→ Exercise brief
Reproduce every entry exactly, without alteration.

→ Data
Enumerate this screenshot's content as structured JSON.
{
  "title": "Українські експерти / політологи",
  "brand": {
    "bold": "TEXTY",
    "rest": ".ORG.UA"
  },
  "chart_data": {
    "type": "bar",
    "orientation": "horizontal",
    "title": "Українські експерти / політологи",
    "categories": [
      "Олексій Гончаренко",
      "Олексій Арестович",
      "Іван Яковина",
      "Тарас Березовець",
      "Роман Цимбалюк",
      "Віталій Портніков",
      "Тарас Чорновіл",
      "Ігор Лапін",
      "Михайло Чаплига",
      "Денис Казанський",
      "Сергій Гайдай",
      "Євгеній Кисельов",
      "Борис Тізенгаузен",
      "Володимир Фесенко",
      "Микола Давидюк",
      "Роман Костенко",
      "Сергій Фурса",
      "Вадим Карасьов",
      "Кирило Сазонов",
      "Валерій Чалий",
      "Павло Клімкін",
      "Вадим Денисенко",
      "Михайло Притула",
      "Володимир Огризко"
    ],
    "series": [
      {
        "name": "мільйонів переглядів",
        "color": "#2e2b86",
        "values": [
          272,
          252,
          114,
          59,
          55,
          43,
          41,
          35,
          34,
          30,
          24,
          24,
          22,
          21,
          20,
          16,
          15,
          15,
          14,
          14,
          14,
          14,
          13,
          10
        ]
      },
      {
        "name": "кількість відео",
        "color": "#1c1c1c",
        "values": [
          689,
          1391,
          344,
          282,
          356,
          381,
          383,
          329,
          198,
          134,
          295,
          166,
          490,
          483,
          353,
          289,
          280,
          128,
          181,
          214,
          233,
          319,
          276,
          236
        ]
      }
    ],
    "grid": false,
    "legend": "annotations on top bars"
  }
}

→ Exercise output
Enumerate this screenshot's content as structured JSON.
{
  "title": "Українські експерти / політологи",
  "brand": {
    "bold": "TEXTY",
    "rest": ".ORG.UA"
  },
  "chart_data": {
    "type": "bar",
    "orientation": "horizontal",
    "title": "Українські експерти / політологи",
    "categories": [
      "Олексій Гончаренко",
      "Олексій Арестович",
      "Іван Яковина",
      "Тарас Березовець",
      "Роман Цимбалюк",
      "Віталій Портніков",
      "Тарас Чорновіл",
      "Ігор Лапін",
      "Михайло Чаплига",
      "Денис Казанський",
      "Сергій Гайдай",
      "Євгеній Кисельов",
      "Борис Тізенгаузен",
      "Володимир Фесенко",
      "Микола Давидюк",
      "Роман Костенко",
      "Сергій Фурса",
      "Вадим Карасьов",
      "Кирило Сазонов",
      "Валерій Чалий",
      "Павло Клімкін",
      "Вадим Денисенко",
      "Михайло Притула",
      "Володимир Огризко"
    ],
    "series": [
      {
        "name": "мільйонів переглядів",
        "color": "#2e2b86",
        "values": [
          272,
          252,
          114,
          59,
          55,
          43,
          41,
          35,
          34,
          30,
          24,
          24,
          22,
          21,
          20,
          16,
          15,
          15,
          14,
          14,
          14,
          14,
          13,
          10
        ]
      },
      {
        "name": "кількість відео",
        "color": "#1c1c1c",
        "values": [
          689,
          1391,
          344,
          282,
          356,
          381,
          383,
          329,
          198,
          134,
          295,
          166,
          490,
          483,
          353,
          289,
          280,
          128,
          181,
          214,
          233,
          319,
          276,
          236
        ]
      }
    ],
    "grid": false,
    "legend": "annotations on top bars"
  }
}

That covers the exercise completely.